#### [PROBLEM TO SOLVE]
Return each line of the listing below, unchanged, and omit the images.

#### [SUPPLIED DATA]
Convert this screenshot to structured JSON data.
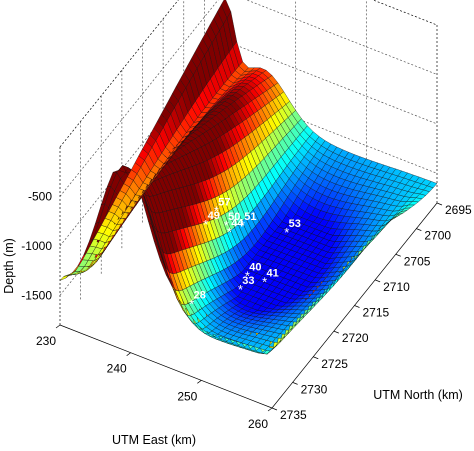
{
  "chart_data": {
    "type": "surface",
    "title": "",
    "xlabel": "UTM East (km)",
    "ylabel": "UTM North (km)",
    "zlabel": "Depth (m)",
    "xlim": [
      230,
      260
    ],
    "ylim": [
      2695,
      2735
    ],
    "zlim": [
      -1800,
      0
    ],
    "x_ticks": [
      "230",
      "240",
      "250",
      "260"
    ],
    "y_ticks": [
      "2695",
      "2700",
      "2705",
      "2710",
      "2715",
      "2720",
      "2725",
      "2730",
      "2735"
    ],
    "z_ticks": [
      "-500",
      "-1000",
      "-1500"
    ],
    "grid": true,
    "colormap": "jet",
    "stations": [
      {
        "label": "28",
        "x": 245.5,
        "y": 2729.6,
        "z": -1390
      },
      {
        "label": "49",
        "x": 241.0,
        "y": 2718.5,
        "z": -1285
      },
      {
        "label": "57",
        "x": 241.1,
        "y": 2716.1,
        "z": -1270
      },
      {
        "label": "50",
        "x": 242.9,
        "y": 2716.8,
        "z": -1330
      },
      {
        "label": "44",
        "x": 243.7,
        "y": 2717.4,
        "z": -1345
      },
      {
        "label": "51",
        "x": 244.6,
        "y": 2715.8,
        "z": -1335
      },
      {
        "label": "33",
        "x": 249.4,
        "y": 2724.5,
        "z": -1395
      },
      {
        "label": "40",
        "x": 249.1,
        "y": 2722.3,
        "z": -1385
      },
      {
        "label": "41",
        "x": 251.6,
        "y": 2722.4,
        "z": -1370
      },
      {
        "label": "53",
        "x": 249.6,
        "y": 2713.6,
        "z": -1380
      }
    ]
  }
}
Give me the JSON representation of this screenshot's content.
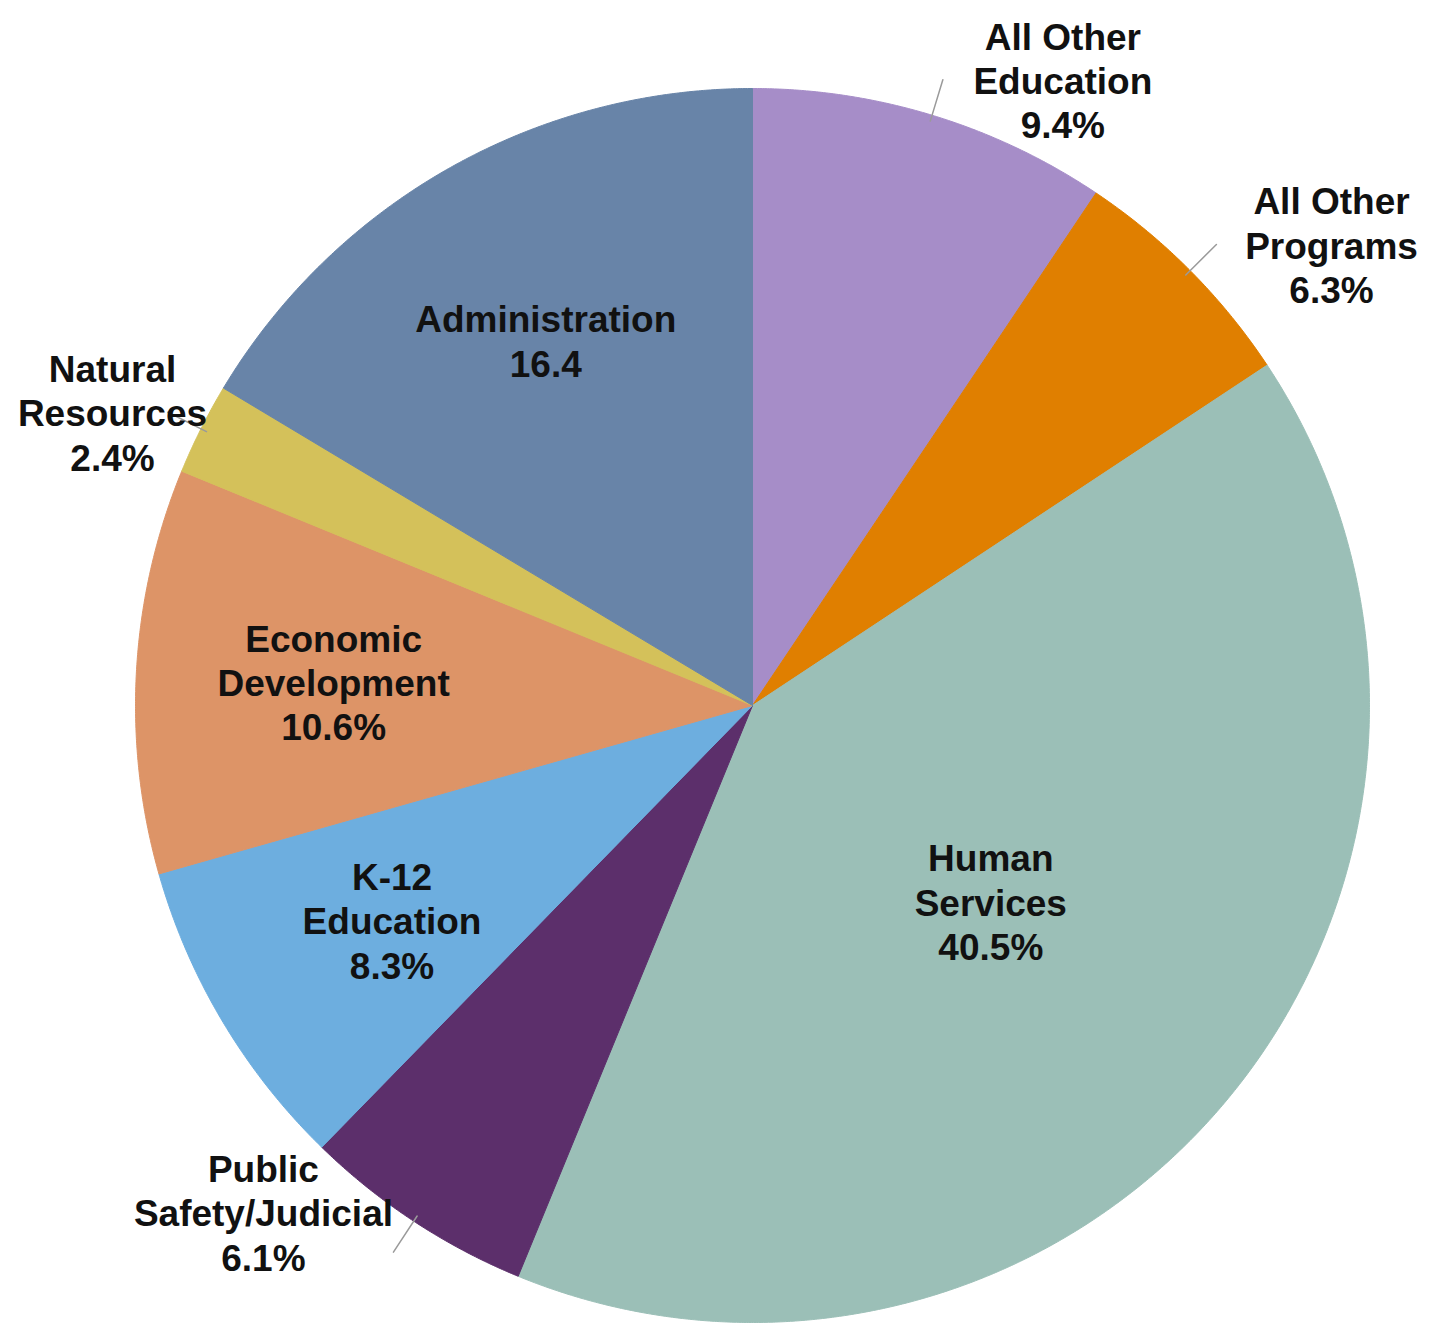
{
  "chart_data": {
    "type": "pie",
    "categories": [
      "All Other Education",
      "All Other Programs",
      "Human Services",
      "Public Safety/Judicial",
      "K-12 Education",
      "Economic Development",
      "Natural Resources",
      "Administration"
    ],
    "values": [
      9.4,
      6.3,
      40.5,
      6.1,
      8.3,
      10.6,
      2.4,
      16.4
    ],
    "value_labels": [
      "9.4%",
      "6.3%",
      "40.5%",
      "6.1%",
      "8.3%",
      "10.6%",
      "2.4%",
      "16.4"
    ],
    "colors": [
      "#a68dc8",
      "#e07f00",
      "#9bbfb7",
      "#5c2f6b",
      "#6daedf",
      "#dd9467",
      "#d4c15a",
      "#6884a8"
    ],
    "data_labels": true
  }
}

#### [OUTPUT OF THE TASK]
Convert this screenshot to structured JSON data.
{
  "chart_data": {
    "type": "surface",
    "title": "",
    "xlabel": "UTM East (km)",
    "ylabel": "UTM North (km)",
    "zlabel": "Depth (m)",
    "xlim": [
      230,
      260
    ],
    "ylim": [
      2695,
      2735
    ],
    "zlim": [
      -1800,
      0
    ],
    "x_ticks": [
      "230",
      "240",
      "250",
      "260"
    ],
    "y_ticks": [
      "2695",
      "2700",
      "2705",
      "2710",
      "2715",
      "2720",
      "2725",
      "2730",
      "2735"
    ],
    "z_ticks": [
      "-500",
      "-1000",
      "-1500"
    ],
    "grid": true,
    "colormap": "jet",
    "stations": [
      {
        "label": "28",
        "x": 245.5,
        "y": 2729.6,
        "z": -1390
      },
      {
        "label": "49",
        "x": 241.0,
        "y": 2718.5,
        "z": -1285
      },
      {
        "label": "57",
        "x": 241.1,
        "y": 2716.1,
        "z": -1270
      },
      {
        "label": "50",
        "x": 242.9,
        "y": 2716.8,
        "z": -1330
      },
      {
        "label": "44",
        "x": 243.7,
        "y": 2717.4,
        "z": -1345
      },
      {
        "label": "51",
        "x": 244.6,
        "y": 2715.8,
        "z": -1335
      },
      {
        "label": "33",
        "x": 249.4,
        "y": 2724.5,
        "z": -1395
      },
      {
        "label": "40",
        "x": 249.1,
        "y": 2722.3,
        "z": -1385
      },
      {
        "label": "41",
        "x": 251.6,
        "y": 2722.4,
        "z": -1370
      },
      {
        "label": "53",
        "x": 249.6,
        "y": 2713.6,
        "z": -1380
      }
    ]
  }
}
Give me the JSON representation of this screenshot's content.
{
  "chart_data": {
    "type": "pie",
    "categories": [
      "All Other Education",
      "All Other Programs",
      "Human Services",
      "Public Safety/Judicial",
      "K-12 Education",
      "Economic Development",
      "Natural Resources",
      "Administration"
    ],
    "values": [
      9.4,
      6.3,
      40.5,
      6.1,
      8.3,
      10.6,
      2.4,
      16.4
    ],
    "value_labels": [
      "9.4%",
      "6.3%",
      "40.5%",
      "6.1%",
      "8.3%",
      "10.6%",
      "2.4%",
      "16.4"
    ],
    "colors": [
      "#a68dc8",
      "#e07f00",
      "#9bbfb7",
      "#5c2f6b",
      "#6daedf",
      "#dd9467",
      "#d4c15a",
      "#6884a8"
    ],
    "data_labels": true
  }
}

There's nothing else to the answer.